**Task statement:** The entries are to be returned exactly, with images left out.

**Material shown:**
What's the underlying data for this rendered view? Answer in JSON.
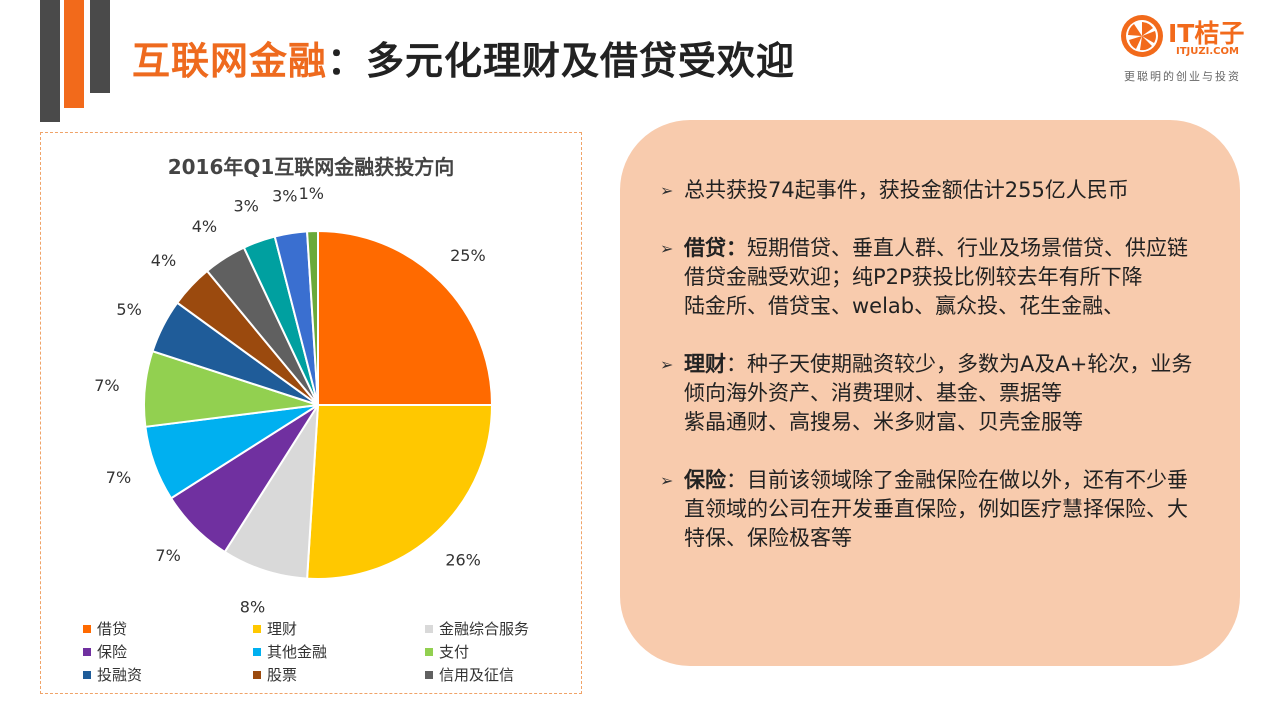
{
  "header": {
    "title_highlight": "互联网金融",
    "title_rest": "：多元化理财及借贷受欢迎"
  },
  "logo": {
    "name": "IT桔子",
    "domain": "ITJUZI.COM",
    "slogan": "更聪明的创业与投资"
  },
  "colors": {
    "accent": "#f26a1b",
    "panel": "#f8cbad",
    "dark_bar": "#4a4a4a"
  },
  "chart_data": {
    "type": "pie",
    "title": "2016年Q1互联网金融获投方向",
    "slices": [
      {
        "label": "借贷",
        "value": 25,
        "display": "25%",
        "color": "#ff6a00"
      },
      {
        "label": "理财",
        "value": 26,
        "display": "26%",
        "color": "#ffc800"
      },
      {
        "label": "金融综合服务",
        "value": 8,
        "display": "8%",
        "color": "#d9d9d9"
      },
      {
        "label": "保险",
        "value": 7,
        "display": "7%",
        "color": "#7030a0"
      },
      {
        "label": "其他金融",
        "value": 7,
        "display": "7%",
        "color": "#00b0f0"
      },
      {
        "label": "支付",
        "value": 7,
        "display": "7%",
        "color": "#92d050"
      },
      {
        "label": "投融资",
        "value": 5,
        "display": "5%",
        "color": "#1f5c99"
      },
      {
        "label": "股票",
        "value": 4,
        "display": "4%",
        "color": "#9b4a0e"
      },
      {
        "label": "信用及征信",
        "value": 4,
        "display": "4%",
        "color": "#606060"
      },
      {
        "label": "",
        "value": 3,
        "display": "3%",
        "color": "#00a0a0"
      },
      {
        "label": "",
        "value": 3,
        "display": "3%",
        "color": "#3a6fd0"
      },
      {
        "label": "",
        "value": 1,
        "display": "1%",
        "color": "#6aaa3a"
      }
    ],
    "legend_order": [
      "借贷",
      "理财",
      "金融综合服务",
      "保险",
      "其他金融",
      "支付",
      "投融资",
      "股票",
      "信用及征信"
    ],
    "legend_placement": "bottom"
  },
  "info": {
    "items": [
      {
        "label": "",
        "text": "总共获投74起事件，获投金额估计255亿人民币",
        "extra": ""
      },
      {
        "label": "借贷：",
        "text": "短期借贷、垂直人群、行业及场景借贷、供应链借贷金融受欢迎；纯P2P获投比例较去年有所下降",
        "extra": "陆金所、借贷宝、welab、赢众投、花生金融、"
      },
      {
        "label": "理财",
        "text": "：种子天使期融资较少，多数为A及A+轮次，业务倾向海外资产、消费理财、基金、票据等",
        "extra": "紫晶通财、高搜易、米多财富、贝壳金服等"
      },
      {
        "label": "保险",
        "text": "：目前该领域除了金融保险在做以外，还有不少垂直领域的公司在开发垂直保险，例如医疗慧择保险、大特保、保险极客等",
        "extra": ""
      }
    ]
  }
}
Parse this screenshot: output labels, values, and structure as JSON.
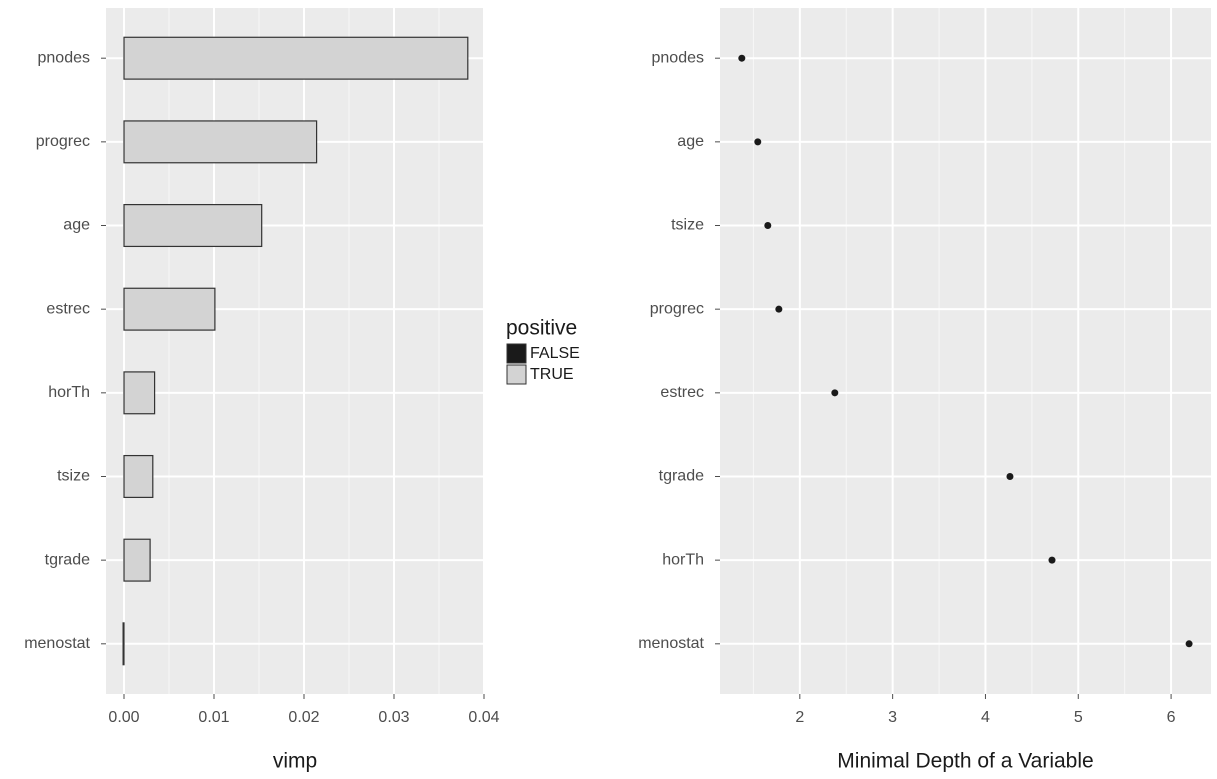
{
  "chart_data": [
    {
      "type": "bar",
      "orientation": "horizontal",
      "categories": [
        "pnodes",
        "progrec",
        "age",
        "estrec",
        "horTh",
        "tsize",
        "tgrade",
        "menostat"
      ],
      "series": [
        {
          "name": "FALSE",
          "color": "#1a1a1a",
          "values": [
            null,
            null,
            null,
            null,
            null,
            null,
            null,
            -0.0001
          ]
        },
        {
          "name": "TRUE",
          "color": "#d3d3d3",
          "values": [
            0.0382,
            0.0214,
            0.0153,
            0.0101,
            0.0034,
            0.0032,
            0.0029,
            null
          ]
        }
      ],
      "bar_edge_color": "#333333",
      "legend_title": "positive",
      "xlabel": "vimp",
      "xlim": [
        -0.002,
        0.04
      ],
      "xticks": [
        {
          "value": 0,
          "label": "0.00"
        },
        0.01,
        0.02,
        0.03,
        0.04
      ],
      "xminorticks": [
        0.005,
        0.015,
        0.025,
        0.035
      ],
      "grid": true
    },
    {
      "type": "dot",
      "categories": [
        "pnodes",
        "age",
        "tsize",
        "progrec",
        "estrec",
        "tgrade",
        "horTh",
        "menostat"
      ],
      "values": [
        1.375,
        1.547,
        1.655,
        1.774,
        2.377,
        4.264,
        4.717,
        6.194
      ],
      "color": "#1a1a1a",
      "xlabel": "Minimal Depth of a Variable",
      "xlim": [
        1.14,
        6.43
      ],
      "xticks": [
        2,
        3,
        4,
        5,
        6
      ],
      "xminorticks": [
        1.5,
        2.5,
        3.5,
        4.5,
        5.5
      ],
      "grid": true
    }
  ]
}
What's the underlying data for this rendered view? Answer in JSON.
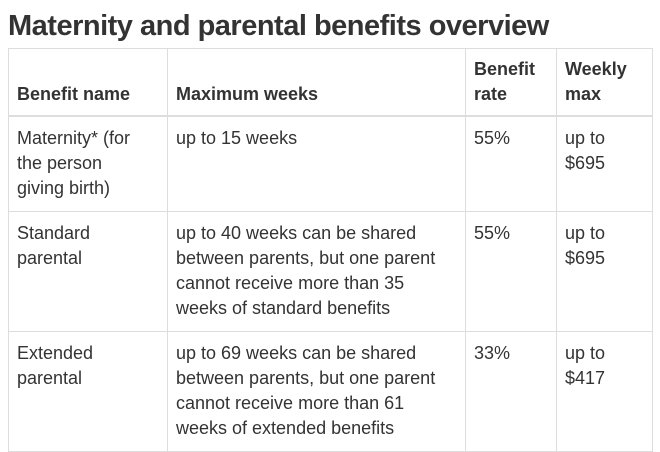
{
  "page": {
    "title": "Maternity and parental benefits overview"
  },
  "colors": {
    "text": "#333333",
    "border": "#dddddd",
    "background": "#ffffff"
  },
  "table": {
    "headers": [
      "Benefit name",
      "Maximum weeks",
      "Benefit\nrate",
      "Weekly\nmax"
    ],
    "rows": [
      [
        "Maternity* (for\nthe person\ngiving birth)",
        "up to 15 weeks",
        "55%",
        "up to\n$695"
      ],
      [
        "Standard\nparental",
        "up to 40 weeks can be shared\nbetween parents, but one parent\ncannot receive more than 35\nweeks of standard benefits",
        "55%",
        "up to\n$695"
      ],
      [
        "Extended\nparental",
        "up to 69 weeks can be shared\nbetween parents, but one parent\ncannot receive more than 61\nweeks of extended benefits",
        "33%",
        "up to\n$417"
      ]
    ]
  }
}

**Right answer:**
What's the underlying data for this rendered view? Answer in JSON.
{
  "header": {
    "title_highlight": "互联网金融",
    "title_rest": "：多元化理财及借贷受欢迎"
  },
  "logo": {
    "name": "IT桔子",
    "domain": "ITJUZI.COM",
    "slogan": "更聪明的创业与投资"
  },
  "colors": {
    "accent": "#f26a1b",
    "panel": "#f8cbad",
    "dark_bar": "#4a4a4a"
  },
  "chart_data": {
    "type": "pie",
    "title": "2016年Q1互联网金融获投方向",
    "slices": [
      {
        "label": "借贷",
        "value": 25,
        "display": "25%",
        "color": "#ff6a00"
      },
      {
        "label": "理财",
        "value": 26,
        "display": "26%",
        "color": "#ffc800"
      },
      {
        "label": "金融综合服务",
        "value": 8,
        "display": "8%",
        "color": "#d9d9d9"
      },
      {
        "label": "保险",
        "value": 7,
        "display": "7%",
        "color": "#7030a0"
      },
      {
        "label": "其他金融",
        "value": 7,
        "display": "7%",
        "color": "#00b0f0"
      },
      {
        "label": "支付",
        "value": 7,
        "display": "7%",
        "color": "#92d050"
      },
      {
        "label": "投融资",
        "value": 5,
        "display": "5%",
        "color": "#1f5c99"
      },
      {
        "label": "股票",
        "value": 4,
        "display": "4%",
        "color": "#9b4a0e"
      },
      {
        "label": "信用及征信",
        "value": 4,
        "display": "4%",
        "color": "#606060"
      },
      {
        "label": "",
        "value": 3,
        "display": "3%",
        "color": "#00a0a0"
      },
      {
        "label": "",
        "value": 3,
        "display": "3%",
        "color": "#3a6fd0"
      },
      {
        "label": "",
        "value": 1,
        "display": "1%",
        "color": "#6aaa3a"
      }
    ],
    "legend_order": [
      "借贷",
      "理财",
      "金融综合服务",
      "保险",
      "其他金融",
      "支付",
      "投融资",
      "股票",
      "信用及征信"
    ],
    "legend_placement": "bottom"
  },
  "info": {
    "items": [
      {
        "label": "",
        "text": "总共获投74起事件，获投金额估计255亿人民币",
        "extra": ""
      },
      {
        "label": "借贷：",
        "text": "短期借贷、垂直人群、行业及场景借贷、供应链借贷金融受欢迎；纯P2P获投比例较去年有所下降",
        "extra": "陆金所、借贷宝、welab、赢众投、花生金融、"
      },
      {
        "label": "理财",
        "text": "：种子天使期融资较少，多数为A及A+轮次，业务倾向海外资产、消费理财、基金、票据等",
        "extra": "紫晶通财、高搜易、米多财富、贝壳金服等"
      },
      {
        "label": "保险",
        "text": "：目前该领域除了金融保险在做以外，还有不少垂直领域的公司在开发垂直保险，例如医疗慧择保险、大特保、保险极客等",
        "extra": ""
      }
    ]
  }
}
Parse this screenshot: output labels, values, and structure as JSON.
{
  "chart_data": [
    {
      "type": "bar",
      "orientation": "horizontal",
      "categories": [
        "pnodes",
        "progrec",
        "age",
        "estrec",
        "horTh",
        "tsize",
        "tgrade",
        "menostat"
      ],
      "series": [
        {
          "name": "FALSE",
          "color": "#1a1a1a",
          "values": [
            null,
            null,
            null,
            null,
            null,
            null,
            null,
            -0.0001
          ]
        },
        {
          "name": "TRUE",
          "color": "#d3d3d3",
          "values": [
            0.0382,
            0.0214,
            0.0153,
            0.0101,
            0.0034,
            0.0032,
            0.0029,
            null
          ]
        }
      ],
      "bar_edge_color": "#333333",
      "legend_title": "positive",
      "xlabel": "vimp",
      "xlim": [
        -0.002,
        0.04
      ],
      "xticks": [
        {
          "value": 0,
          "label": "0.00"
        },
        0.01,
        0.02,
        0.03,
        0.04
      ],
      "xminorticks": [
        0.005,
        0.015,
        0.025,
        0.035
      ],
      "grid": true
    },
    {
      "type": "dot",
      "categories": [
        "pnodes",
        "age",
        "tsize",
        "progrec",
        "estrec",
        "tgrade",
        "horTh",
        "menostat"
      ],
      "values": [
        1.375,
        1.547,
        1.655,
        1.774,
        2.377,
        4.264,
        4.717,
        6.194
      ],
      "color": "#1a1a1a",
      "xlabel": "Minimal Depth of a Variable",
      "xlim": [
        1.14,
        6.43
      ],
      "xticks": [
        2,
        3,
        4,
        5,
        6
      ],
      "xminorticks": [
        1.5,
        2.5,
        3.5,
        4.5,
        5.5
      ],
      "grid": true
    }
  ]
}
What's the underlying data for this rendered view? Answer in JSON.
{
  "page": {
    "title": "Maternity and parental benefits overview"
  },
  "colors": {
    "text": "#333333",
    "border": "#dddddd",
    "background": "#ffffff"
  },
  "table": {
    "headers": [
      "Benefit name",
      "Maximum weeks",
      "Benefit\nrate",
      "Weekly\nmax"
    ],
    "rows": [
      [
        "Maternity* (for\nthe person\ngiving birth)",
        "up to 15 weeks",
        "55%",
        "up to\n$695"
      ],
      [
        "Standard\nparental",
        "up to 40 weeks can be shared\nbetween parents, but one parent\ncannot receive more than 35\nweeks of standard benefits",
        "55%",
        "up to\n$695"
      ],
      [
        "Extended\nparental",
        "up to 69 weeks can be shared\nbetween parents, but one parent\ncannot receive more than 61\nweeks of extended benefits",
        "33%",
        "up to\n$417"
      ]
    ]
  }
}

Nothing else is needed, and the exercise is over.